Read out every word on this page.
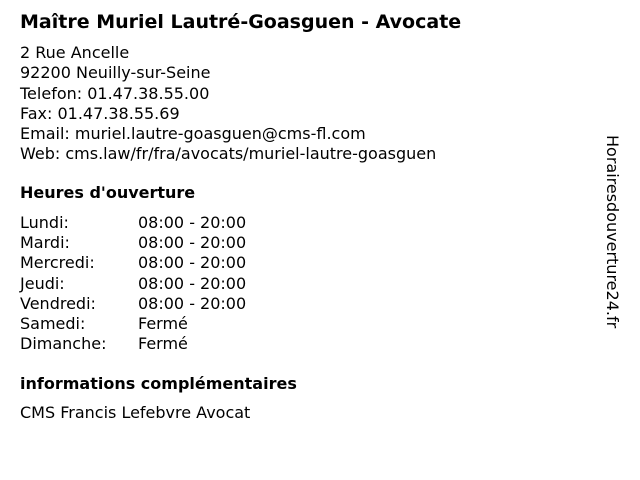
Maître Muriel Lautré-Goasguen - Avocate
2 Rue Ancelle
92200 Neuilly-sur-Seine
Telefon: 01.47.38.55.00
Fax: 01.47.38.55.69
Email: muriel.lautre-goasguen@cms-fl.com
Web: cms.law/fr/fra/avocats/muriel-lautre-goasguen
Heures d'ouverture
Lundi:	08:00 - 20:00
Mardi:	08:00 - 20:00
Mercredi:	08:00 - 20:00
Jeudi:	08:00 - 20:00
Vendredi:	08:00 - 20:00
Samedi:	Fermé
Dimanche:	Fermé
informations complémentaires
CMS Francis Lefebvre Avocat
Horairesdouverture24.fr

----

PROMPT: Omit the pictures and reproduce the listing exactly.

THE RESPONSE:
Read out every word on this page.
Maître Muriel Lautré-Goasguen - Avocate
2 Rue Ancelle
92200 Neuilly-sur-Seine
Telefon: 01.47.38.55.00
Fax: 01.47.38.55.69
Email: muriel.lautre-goasguen@cms-fl.com
Web: cms.law/fr/fra/avocats/muriel-lautre-goasguen
Heures d'ouverture
Lundi:	08:00 - 20:00
Mardi:	08:00 - 20:00
Mercredi:	08:00 - 20:00
Jeudi:	08:00 - 20:00
Vendredi:	08:00 - 20:00
Samedi:	Fermé
Dimanche:	Fermé
informations complémentaires
CMS Francis Lefebvre Avocat
Horairesdouverture24.fr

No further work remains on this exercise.